■ SUPPLIED ENTRIES:
====================
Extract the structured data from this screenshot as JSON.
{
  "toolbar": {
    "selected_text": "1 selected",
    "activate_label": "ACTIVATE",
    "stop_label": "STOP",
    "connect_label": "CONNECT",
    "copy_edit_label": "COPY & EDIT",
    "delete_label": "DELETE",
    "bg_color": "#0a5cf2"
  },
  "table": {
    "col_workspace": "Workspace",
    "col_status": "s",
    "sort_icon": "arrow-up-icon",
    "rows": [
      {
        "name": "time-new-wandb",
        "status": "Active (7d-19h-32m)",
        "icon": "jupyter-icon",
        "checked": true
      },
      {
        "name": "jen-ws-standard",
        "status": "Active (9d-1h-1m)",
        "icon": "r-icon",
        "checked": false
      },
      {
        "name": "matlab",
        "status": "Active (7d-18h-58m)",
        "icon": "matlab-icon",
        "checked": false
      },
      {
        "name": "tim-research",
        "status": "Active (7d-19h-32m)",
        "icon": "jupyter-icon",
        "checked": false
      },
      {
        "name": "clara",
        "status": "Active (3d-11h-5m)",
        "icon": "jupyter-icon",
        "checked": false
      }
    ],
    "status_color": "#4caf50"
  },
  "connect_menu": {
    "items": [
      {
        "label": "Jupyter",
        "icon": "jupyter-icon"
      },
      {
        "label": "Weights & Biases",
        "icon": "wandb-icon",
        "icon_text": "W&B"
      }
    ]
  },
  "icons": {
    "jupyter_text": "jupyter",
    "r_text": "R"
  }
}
====================
■ STATED EXERCISE: Give back the data above exactly as it appears.

■ SOLUTION TO THE EXERCISE:
Extract the structured data from this screenshot as JSON.
{
  "toolbar": {
    "selected_text": "1 selected",
    "activate_label": "ACTIVATE",
    "stop_label": "STOP",
    "connect_label": "CONNECT",
    "copy_edit_label": "COPY & EDIT",
    "delete_label": "DELETE",
    "bg_color": "#0a5cf2"
  },
  "table": {
    "col_workspace": "Workspace",
    "col_status": "s",
    "sort_icon": "arrow-up-icon",
    "rows": [
      {
        "name": "time-new-wandb",
        "status": "Active (7d-19h-32m)",
        "icon": "jupyter-icon",
        "checked": true
      },
      {
        "name": "jen-ws-standard",
        "status": "Active (9d-1h-1m)",
        "icon": "r-icon",
        "checked": false
      },
      {
        "name": "matlab",
        "status": "Active (7d-18h-58m)",
        "icon": "matlab-icon",
        "checked": false
      },
      {
        "name": "tim-research",
        "status": "Active (7d-19h-32m)",
        "icon": "jupyter-icon",
        "checked": false
      },
      {
        "name": "clara",
        "status": "Active (3d-11h-5m)",
        "icon": "jupyter-icon",
        "checked": false
      }
    ],
    "status_color": "#4caf50"
  },
  "connect_menu": {
    "items": [
      {
        "label": "Jupyter",
        "icon": "jupyter-icon"
      },
      {
        "label": "Weights & Biases",
        "icon": "wandb-icon",
        "icon_text": "W&B"
      }
    ]
  },
  "icons": {
    "jupyter_text": "jupyter",
    "r_text": "R"
  }
}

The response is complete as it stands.